**Short exercise:**
Each line of the material below that holds the word "text" needs to be copied.

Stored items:
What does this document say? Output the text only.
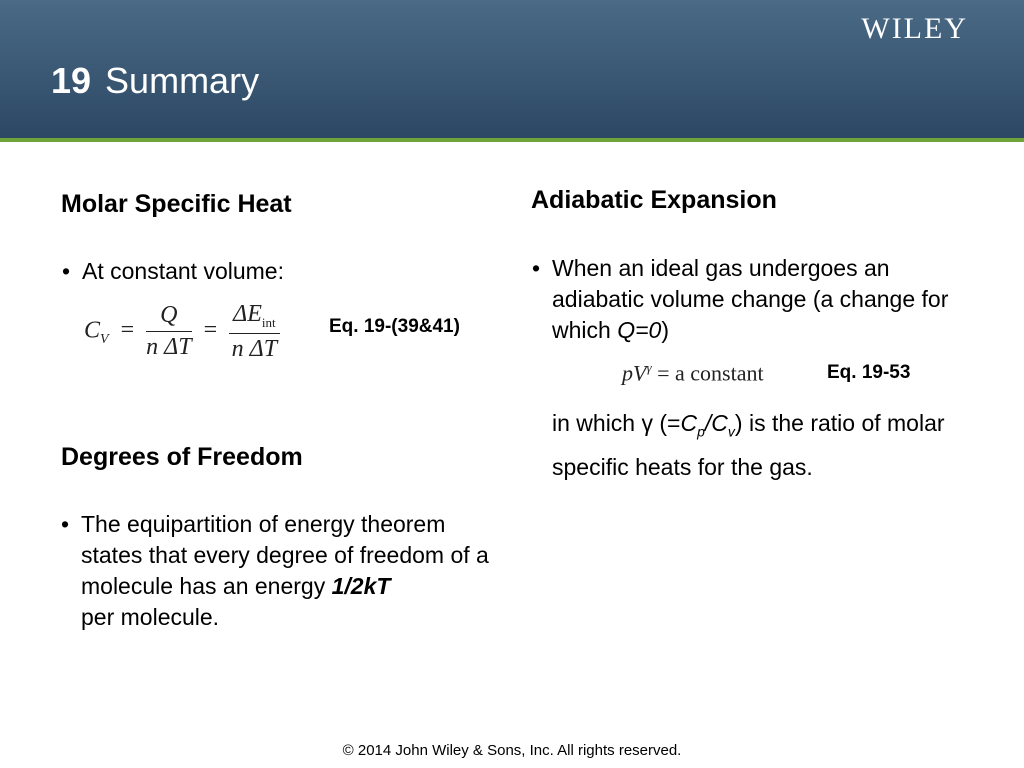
WILEY
19 Summary
Molar Specific Heat
• At constant volume:
$C_V = \frac{Q}{\text{n ΔT}} = \frac{\Delta E_{int}}{\text{n ΔT}}$	Eq. 19-(39&41)
Degrees of Freedom
• The equipartition of energy theorem states that every degree of freedom of a molecule has an energy 1/2kT
per molecule.
Adiabatic Expansion
• When an ideal gas undergoes an adiabatic volume change (a change for which Q=0)
$pV^\gamma = a$ constant	Eq. 19-53
in which γ $(=C_p/C_v)$ is the ratio of molar specific heats for the gas.
© 2014 John Wiley & Sons, Inc. All rights reserved.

**Output:**
What does this document say? Output the text only.
$C_V = \frac{Q}{\text{n ΔT}} = \frac{\Delta E_{int}}{\text{n ΔT}}$	Eq. 19-(39&41)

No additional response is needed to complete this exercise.